## DESCRIPTION OF THE TASK
Rewrite the data starting at the line that contains "day-info: Sunrise: 6:51" and ending at the line that contains "calendar-cell: 1 Sunrise: 7:19", with every "day-number" changed to "date-label" and everything else left as it is.

'''

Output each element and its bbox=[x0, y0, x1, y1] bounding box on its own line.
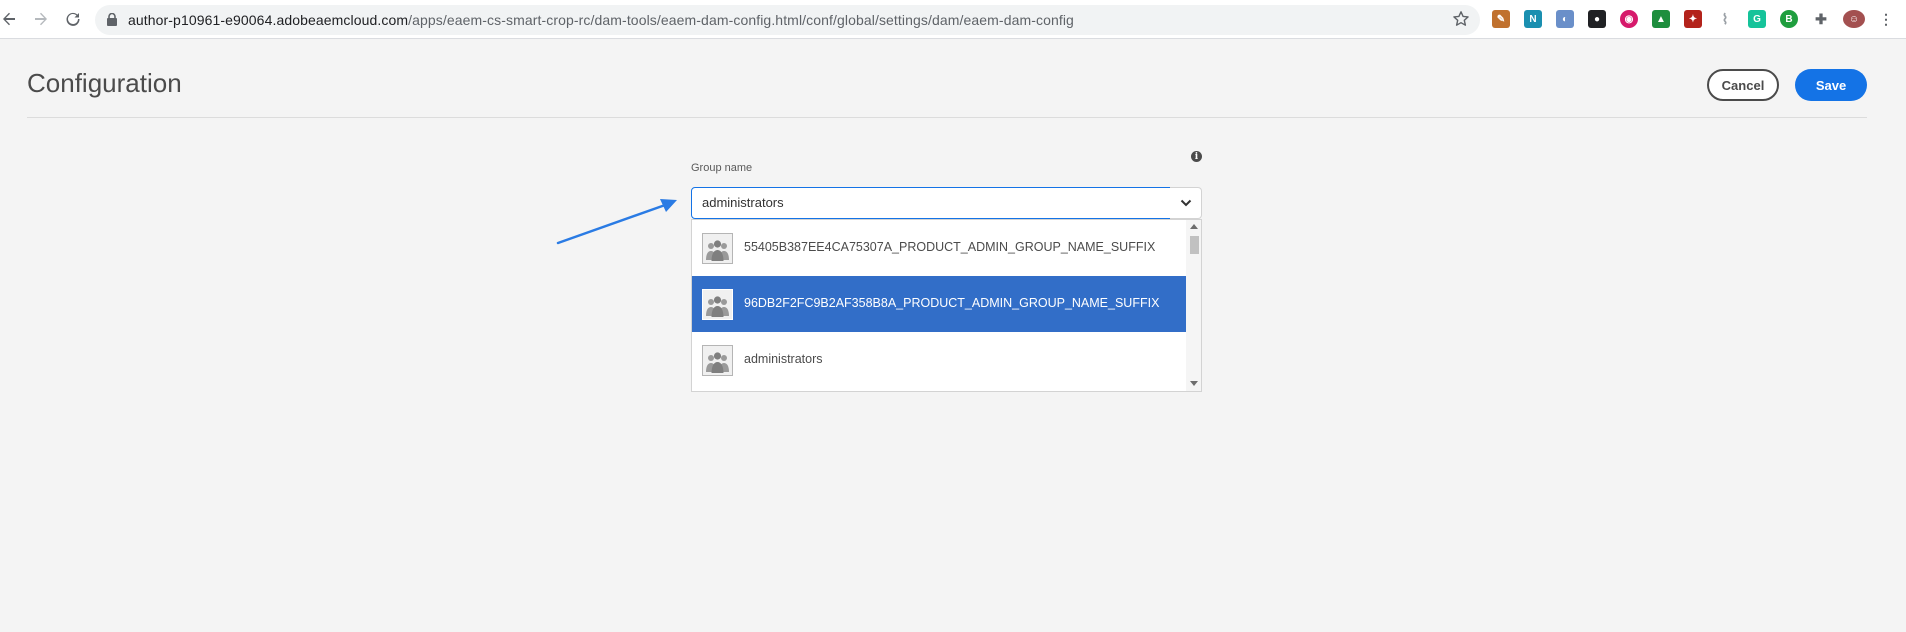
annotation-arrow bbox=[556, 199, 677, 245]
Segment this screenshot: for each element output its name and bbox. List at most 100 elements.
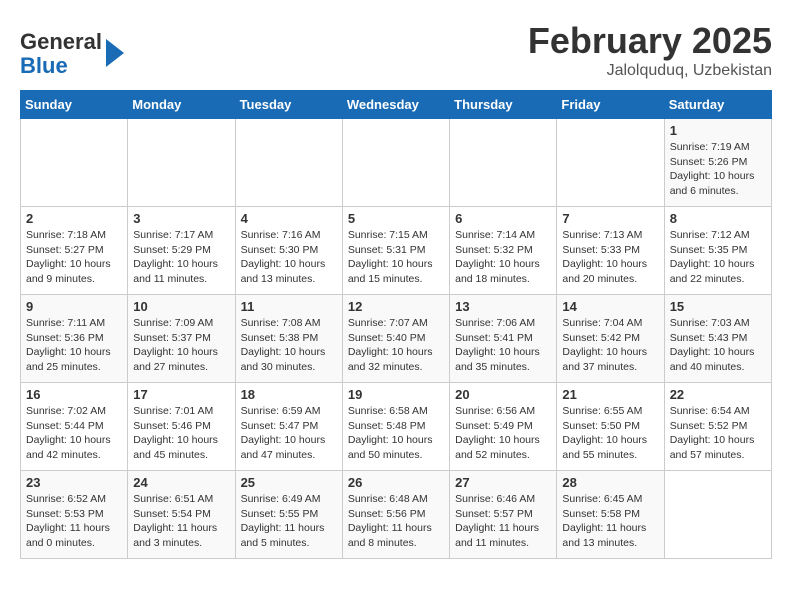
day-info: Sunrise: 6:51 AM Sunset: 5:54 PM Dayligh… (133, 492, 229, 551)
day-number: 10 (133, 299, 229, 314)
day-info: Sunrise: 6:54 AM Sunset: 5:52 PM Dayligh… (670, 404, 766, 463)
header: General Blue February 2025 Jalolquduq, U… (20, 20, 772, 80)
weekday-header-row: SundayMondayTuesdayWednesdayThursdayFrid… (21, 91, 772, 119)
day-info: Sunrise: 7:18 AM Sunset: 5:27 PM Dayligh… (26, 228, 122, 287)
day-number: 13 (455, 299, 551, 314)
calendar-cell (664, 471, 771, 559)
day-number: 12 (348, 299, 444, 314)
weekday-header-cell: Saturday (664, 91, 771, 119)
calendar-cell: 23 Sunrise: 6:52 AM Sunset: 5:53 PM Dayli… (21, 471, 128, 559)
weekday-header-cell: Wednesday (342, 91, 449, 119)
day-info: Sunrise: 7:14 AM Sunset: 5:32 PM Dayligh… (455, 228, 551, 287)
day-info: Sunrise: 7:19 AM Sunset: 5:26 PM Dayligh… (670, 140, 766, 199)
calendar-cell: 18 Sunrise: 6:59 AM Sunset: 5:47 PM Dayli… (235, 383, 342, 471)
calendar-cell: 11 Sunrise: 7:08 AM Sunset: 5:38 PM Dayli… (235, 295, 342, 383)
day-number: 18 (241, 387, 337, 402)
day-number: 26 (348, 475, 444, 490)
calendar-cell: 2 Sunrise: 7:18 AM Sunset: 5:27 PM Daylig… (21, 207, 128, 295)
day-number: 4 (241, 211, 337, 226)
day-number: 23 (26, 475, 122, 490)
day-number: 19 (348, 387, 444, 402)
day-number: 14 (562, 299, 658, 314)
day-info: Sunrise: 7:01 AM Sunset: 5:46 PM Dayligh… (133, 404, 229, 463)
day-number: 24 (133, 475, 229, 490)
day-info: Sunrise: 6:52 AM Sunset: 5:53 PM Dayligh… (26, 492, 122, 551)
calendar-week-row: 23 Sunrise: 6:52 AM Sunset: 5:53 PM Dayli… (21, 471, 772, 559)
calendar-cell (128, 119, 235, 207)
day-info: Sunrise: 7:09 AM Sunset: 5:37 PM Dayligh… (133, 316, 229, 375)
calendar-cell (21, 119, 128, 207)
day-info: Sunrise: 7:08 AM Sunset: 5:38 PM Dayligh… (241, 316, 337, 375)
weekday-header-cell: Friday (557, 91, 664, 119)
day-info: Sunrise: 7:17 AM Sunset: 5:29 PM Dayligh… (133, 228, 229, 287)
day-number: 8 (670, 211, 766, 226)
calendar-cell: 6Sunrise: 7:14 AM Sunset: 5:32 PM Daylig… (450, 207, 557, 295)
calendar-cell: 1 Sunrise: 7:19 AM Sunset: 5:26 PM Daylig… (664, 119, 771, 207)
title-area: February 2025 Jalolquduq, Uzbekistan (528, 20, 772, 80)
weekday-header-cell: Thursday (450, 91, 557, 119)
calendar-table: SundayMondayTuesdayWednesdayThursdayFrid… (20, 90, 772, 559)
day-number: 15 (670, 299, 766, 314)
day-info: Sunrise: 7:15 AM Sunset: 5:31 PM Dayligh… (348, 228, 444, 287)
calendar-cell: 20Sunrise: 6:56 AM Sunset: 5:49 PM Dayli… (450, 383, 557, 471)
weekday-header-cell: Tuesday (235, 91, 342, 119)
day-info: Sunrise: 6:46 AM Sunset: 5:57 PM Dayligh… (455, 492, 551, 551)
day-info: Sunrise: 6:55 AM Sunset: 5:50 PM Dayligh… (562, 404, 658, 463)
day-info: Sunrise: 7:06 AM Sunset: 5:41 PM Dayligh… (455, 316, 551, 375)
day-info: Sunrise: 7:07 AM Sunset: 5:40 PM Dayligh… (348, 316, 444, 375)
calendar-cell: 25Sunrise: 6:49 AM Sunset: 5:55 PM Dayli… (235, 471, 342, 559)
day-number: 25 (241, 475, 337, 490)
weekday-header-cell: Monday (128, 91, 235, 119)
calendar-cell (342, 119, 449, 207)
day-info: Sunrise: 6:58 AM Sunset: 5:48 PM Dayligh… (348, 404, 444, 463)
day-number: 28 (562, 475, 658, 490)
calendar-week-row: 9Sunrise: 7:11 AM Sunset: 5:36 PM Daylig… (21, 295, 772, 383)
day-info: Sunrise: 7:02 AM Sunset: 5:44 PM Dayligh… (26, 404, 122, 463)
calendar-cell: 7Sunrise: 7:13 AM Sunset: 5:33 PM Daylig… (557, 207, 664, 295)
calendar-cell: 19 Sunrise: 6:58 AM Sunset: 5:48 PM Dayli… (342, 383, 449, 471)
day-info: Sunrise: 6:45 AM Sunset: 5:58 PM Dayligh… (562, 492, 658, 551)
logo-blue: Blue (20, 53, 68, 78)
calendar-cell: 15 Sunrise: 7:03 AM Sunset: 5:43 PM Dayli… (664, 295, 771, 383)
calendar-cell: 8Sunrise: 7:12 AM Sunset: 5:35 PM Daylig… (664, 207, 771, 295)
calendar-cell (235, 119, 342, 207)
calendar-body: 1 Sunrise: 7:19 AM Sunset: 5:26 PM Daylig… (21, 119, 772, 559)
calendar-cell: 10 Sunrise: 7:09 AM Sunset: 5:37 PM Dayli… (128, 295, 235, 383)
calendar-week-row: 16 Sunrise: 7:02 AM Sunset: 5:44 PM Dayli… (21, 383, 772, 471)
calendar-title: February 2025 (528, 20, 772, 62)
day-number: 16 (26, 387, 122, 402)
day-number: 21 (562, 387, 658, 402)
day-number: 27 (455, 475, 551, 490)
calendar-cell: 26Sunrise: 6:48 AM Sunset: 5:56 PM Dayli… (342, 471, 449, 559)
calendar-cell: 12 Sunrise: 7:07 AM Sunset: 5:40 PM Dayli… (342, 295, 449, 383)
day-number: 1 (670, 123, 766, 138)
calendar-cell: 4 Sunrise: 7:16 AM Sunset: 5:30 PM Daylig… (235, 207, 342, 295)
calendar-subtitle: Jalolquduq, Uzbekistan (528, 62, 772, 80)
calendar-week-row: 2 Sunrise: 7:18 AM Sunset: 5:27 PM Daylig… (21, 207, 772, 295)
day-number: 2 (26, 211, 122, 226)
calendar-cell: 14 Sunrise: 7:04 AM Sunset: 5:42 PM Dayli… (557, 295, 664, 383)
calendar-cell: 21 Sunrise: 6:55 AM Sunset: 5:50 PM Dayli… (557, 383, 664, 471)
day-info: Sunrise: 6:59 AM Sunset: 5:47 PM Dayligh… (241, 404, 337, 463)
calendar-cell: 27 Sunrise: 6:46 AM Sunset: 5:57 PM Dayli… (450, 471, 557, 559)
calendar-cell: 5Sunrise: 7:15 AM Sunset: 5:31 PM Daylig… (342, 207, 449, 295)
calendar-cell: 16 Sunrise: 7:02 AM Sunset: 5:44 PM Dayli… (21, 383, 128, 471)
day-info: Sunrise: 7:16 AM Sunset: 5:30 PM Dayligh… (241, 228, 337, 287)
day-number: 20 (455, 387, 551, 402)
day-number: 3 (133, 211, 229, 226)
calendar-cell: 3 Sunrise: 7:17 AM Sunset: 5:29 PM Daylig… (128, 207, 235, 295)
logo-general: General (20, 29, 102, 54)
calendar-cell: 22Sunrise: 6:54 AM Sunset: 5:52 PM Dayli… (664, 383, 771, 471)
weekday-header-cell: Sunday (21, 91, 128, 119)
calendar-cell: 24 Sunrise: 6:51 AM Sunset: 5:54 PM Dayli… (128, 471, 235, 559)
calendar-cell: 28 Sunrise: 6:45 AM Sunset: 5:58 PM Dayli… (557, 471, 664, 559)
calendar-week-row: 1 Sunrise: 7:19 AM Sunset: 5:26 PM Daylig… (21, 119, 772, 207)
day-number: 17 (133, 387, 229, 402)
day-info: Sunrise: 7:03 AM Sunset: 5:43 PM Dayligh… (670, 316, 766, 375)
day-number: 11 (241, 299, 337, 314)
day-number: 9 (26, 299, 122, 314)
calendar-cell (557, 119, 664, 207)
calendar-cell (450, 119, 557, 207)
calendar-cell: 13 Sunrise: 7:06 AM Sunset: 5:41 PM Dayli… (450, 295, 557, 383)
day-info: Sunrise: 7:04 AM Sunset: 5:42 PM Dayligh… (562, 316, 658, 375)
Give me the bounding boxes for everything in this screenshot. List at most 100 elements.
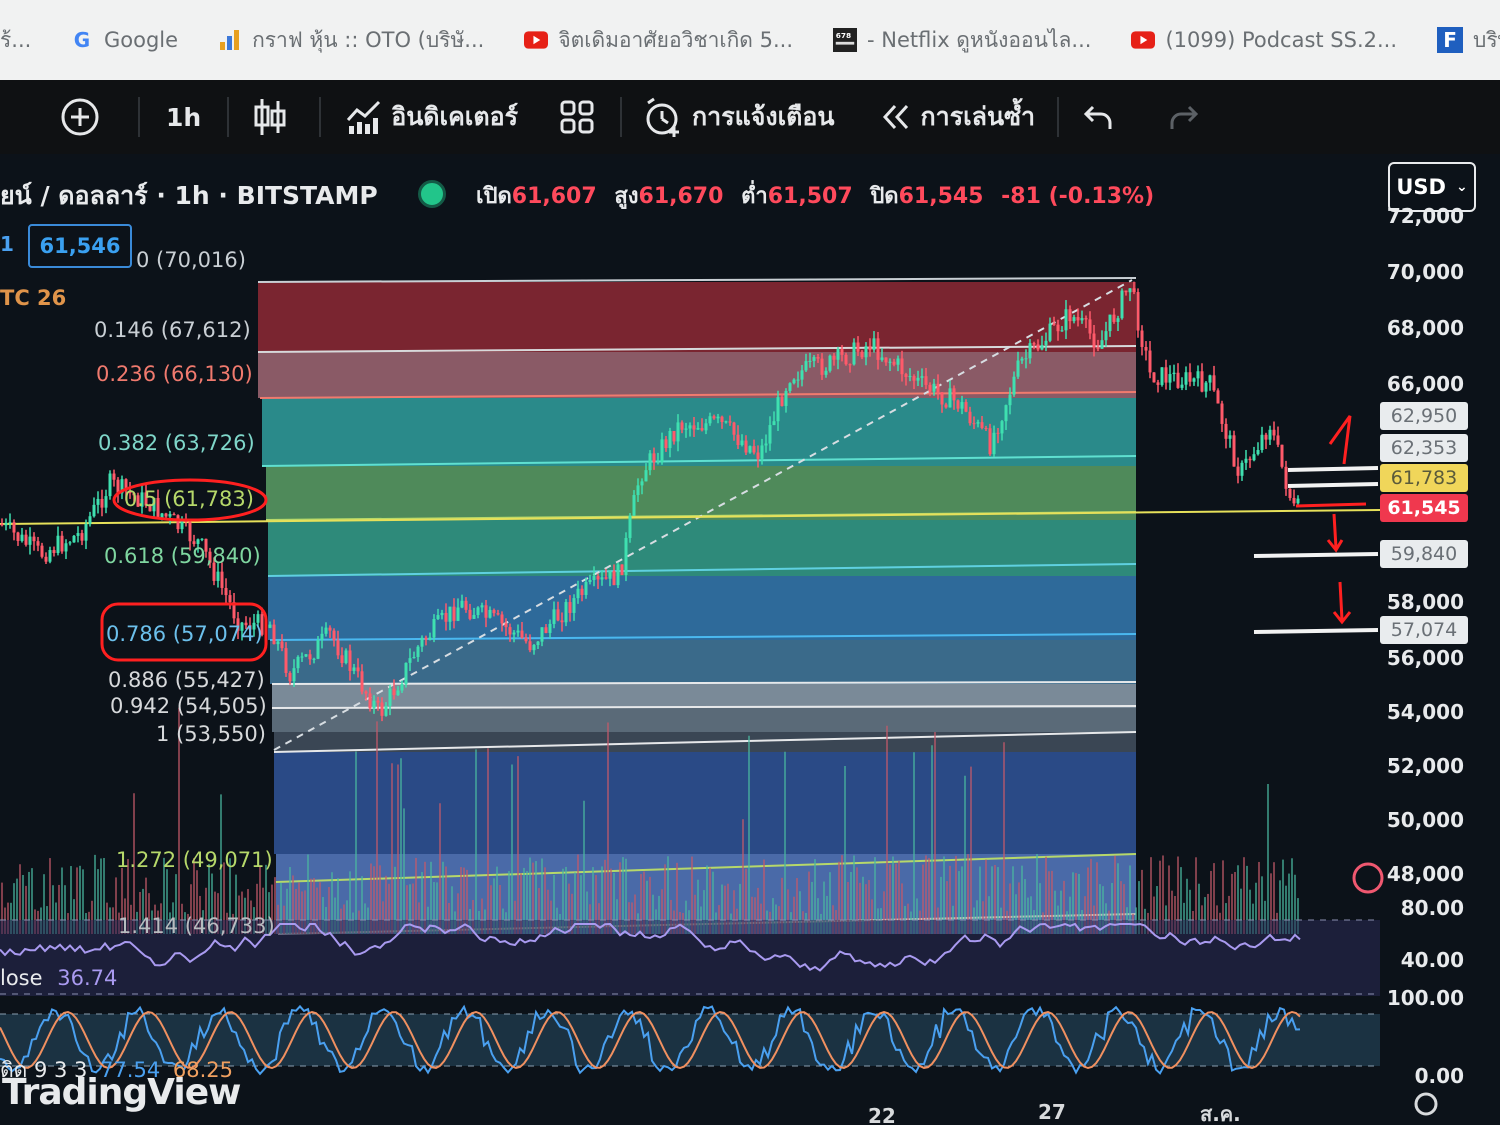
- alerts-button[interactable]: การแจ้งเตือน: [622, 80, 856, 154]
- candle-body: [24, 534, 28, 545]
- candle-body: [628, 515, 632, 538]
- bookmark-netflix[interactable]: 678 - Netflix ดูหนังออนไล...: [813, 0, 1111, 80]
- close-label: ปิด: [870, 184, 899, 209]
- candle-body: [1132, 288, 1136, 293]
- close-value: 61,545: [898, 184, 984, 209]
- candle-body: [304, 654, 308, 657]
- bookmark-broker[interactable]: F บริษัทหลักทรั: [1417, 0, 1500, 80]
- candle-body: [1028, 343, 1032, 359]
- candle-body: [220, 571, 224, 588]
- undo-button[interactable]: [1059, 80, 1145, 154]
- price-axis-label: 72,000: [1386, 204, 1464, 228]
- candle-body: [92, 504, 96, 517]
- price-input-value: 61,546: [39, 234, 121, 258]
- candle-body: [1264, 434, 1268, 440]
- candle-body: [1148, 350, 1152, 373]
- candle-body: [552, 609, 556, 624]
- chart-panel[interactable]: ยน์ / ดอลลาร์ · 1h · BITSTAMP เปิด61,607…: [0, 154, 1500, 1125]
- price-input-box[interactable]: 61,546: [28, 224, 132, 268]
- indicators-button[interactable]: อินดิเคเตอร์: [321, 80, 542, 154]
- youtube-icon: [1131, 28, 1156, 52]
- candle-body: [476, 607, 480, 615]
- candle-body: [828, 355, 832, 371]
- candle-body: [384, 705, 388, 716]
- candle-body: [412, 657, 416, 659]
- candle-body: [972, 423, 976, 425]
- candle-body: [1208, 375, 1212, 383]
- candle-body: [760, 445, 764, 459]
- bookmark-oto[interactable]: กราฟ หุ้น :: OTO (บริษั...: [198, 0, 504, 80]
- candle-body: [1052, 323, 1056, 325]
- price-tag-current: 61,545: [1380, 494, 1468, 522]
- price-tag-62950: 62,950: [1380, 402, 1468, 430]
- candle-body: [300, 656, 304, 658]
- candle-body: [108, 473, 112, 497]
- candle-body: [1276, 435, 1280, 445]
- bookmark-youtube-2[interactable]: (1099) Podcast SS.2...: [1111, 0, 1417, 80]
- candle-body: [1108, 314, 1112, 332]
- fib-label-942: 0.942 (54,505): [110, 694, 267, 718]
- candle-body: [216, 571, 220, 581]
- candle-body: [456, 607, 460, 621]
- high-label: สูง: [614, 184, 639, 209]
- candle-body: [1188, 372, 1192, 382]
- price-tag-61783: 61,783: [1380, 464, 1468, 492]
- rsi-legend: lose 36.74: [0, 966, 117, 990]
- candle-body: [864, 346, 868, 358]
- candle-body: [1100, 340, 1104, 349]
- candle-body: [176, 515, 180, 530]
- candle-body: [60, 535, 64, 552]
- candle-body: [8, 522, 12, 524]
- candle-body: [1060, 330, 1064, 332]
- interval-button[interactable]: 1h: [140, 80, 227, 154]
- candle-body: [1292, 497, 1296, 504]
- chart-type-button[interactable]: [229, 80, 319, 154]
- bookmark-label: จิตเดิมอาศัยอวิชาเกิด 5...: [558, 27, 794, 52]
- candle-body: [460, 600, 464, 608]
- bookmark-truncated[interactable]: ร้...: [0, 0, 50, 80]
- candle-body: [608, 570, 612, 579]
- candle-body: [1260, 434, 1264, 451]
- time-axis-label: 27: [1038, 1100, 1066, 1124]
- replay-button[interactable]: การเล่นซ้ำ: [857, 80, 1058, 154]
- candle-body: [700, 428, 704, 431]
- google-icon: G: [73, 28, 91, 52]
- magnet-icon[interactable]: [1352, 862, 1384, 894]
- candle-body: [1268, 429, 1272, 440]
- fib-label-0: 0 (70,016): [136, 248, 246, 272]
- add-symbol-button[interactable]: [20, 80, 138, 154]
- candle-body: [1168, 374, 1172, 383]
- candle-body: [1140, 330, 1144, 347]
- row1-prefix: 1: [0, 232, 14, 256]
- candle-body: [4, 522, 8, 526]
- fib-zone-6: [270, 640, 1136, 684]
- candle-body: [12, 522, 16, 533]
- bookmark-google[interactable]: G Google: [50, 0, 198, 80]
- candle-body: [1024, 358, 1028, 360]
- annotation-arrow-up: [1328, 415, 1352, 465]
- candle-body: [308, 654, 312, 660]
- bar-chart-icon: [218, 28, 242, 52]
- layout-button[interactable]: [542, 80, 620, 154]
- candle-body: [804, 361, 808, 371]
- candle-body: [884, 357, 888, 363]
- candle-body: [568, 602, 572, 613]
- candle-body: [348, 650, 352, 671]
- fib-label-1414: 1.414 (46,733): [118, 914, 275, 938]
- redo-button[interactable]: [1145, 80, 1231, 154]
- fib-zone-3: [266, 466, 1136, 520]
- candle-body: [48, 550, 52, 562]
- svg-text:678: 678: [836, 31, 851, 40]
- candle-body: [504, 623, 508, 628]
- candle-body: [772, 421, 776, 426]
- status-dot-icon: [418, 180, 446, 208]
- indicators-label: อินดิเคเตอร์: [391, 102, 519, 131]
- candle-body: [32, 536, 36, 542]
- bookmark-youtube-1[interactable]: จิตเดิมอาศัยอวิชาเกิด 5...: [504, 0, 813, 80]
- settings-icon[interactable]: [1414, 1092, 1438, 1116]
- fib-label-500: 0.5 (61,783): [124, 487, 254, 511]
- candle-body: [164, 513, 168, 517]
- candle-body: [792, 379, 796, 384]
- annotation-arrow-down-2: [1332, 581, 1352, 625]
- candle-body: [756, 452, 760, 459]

'''

## SOLUTION TO THE PROBLEM
day-info: Sunrise: 6:51 AM Sunset: 5:54 PM Dayligh… (133, 492, 229, 551)
date-label: 10 (133, 299, 229, 314)
day-info: Sunrise: 6:54 AM Sunset: 5:52 PM Dayligh… (670, 404, 766, 463)
header: General Blue February 2025 Jalolquduq, U… (20, 20, 772, 80)
weekday-header-row: SundayMondayTuesdayWednesdayThursdayFrid… (21, 91, 772, 119)
day-info: Sunrise: 7:18 AM Sunset: 5:27 PM Dayligh… (26, 228, 122, 287)
date-label: 13 (455, 299, 551, 314)
calendar-cell (664, 471, 771, 559)
date-label: 12 (348, 299, 444, 314)
weekday-header-cell: Saturday (664, 91, 771, 119)
calendar-cell: 23 Sunrise: 6:52 AM Sunset: 5:53 PM Dayli… (21, 471, 128, 559)
weekday-header-cell: Wednesday (342, 91, 449, 119)
day-info: Sunrise: 7:14 AM Sunset: 5:32 PM Dayligh… (455, 228, 551, 287)
day-info: Sunrise: 7:19 AM Sunset: 5:26 PM Dayligh… (670, 140, 766, 199)
calendar-cell: 18 Sunrise: 6:59 AM Sunset: 5:47 PM Dayli… (235, 383, 342, 471)
calendar-cell: 11 Sunrise: 7:08 AM Sunset: 5:38 PM Dayli… (235, 295, 342, 383)
date-label: 18 (241, 387, 337, 402)
date-label: 26 (348, 475, 444, 490)
calendar-cell: 2 Sunrise: 7:18 AM Sunset: 5:27 PM Daylig… (21, 207, 128, 295)
date-label: 4 (241, 211, 337, 226)
date-label: 23 (26, 475, 122, 490)
date-label: 19 (348, 387, 444, 402)
date-label: 14 (562, 299, 658, 314)
day-info: Sunrise: 7:01 AM Sunset: 5:46 PM Dayligh… (133, 404, 229, 463)
date-label: 24 (133, 475, 229, 490)
day-info: Sunrise: 6:52 AM Sunset: 5:53 PM Dayligh… (26, 492, 122, 551)
calendar-week-row: 23 Sunrise: 6:52 AM Sunset: 5:53 PM Dayli… (21, 471, 772, 559)
calendar-cell (128, 119, 235, 207)
day-info: Sunrise: 7:09 AM Sunset: 5:37 PM Dayligh… (133, 316, 229, 375)
calendar-cell (21, 119, 128, 207)
day-info: Sunrise: 7:08 AM Sunset: 5:38 PM Dayligh… (241, 316, 337, 375)
weekday-header-cell: Friday (557, 91, 664, 119)
day-info: Sunrise: 7:17 AM Sunset: 5:29 PM Dayligh… (133, 228, 229, 287)
date-label: 8 (670, 211, 766, 226)
calendar-cell: 6Sunrise: 7:14 AM Sunset: 5:32 PM Daylig… (450, 207, 557, 295)
calendar-cell: 1 Sunrise: 7:19 AM Sunset: 5:26 PM Daylig… (664, 119, 771, 207)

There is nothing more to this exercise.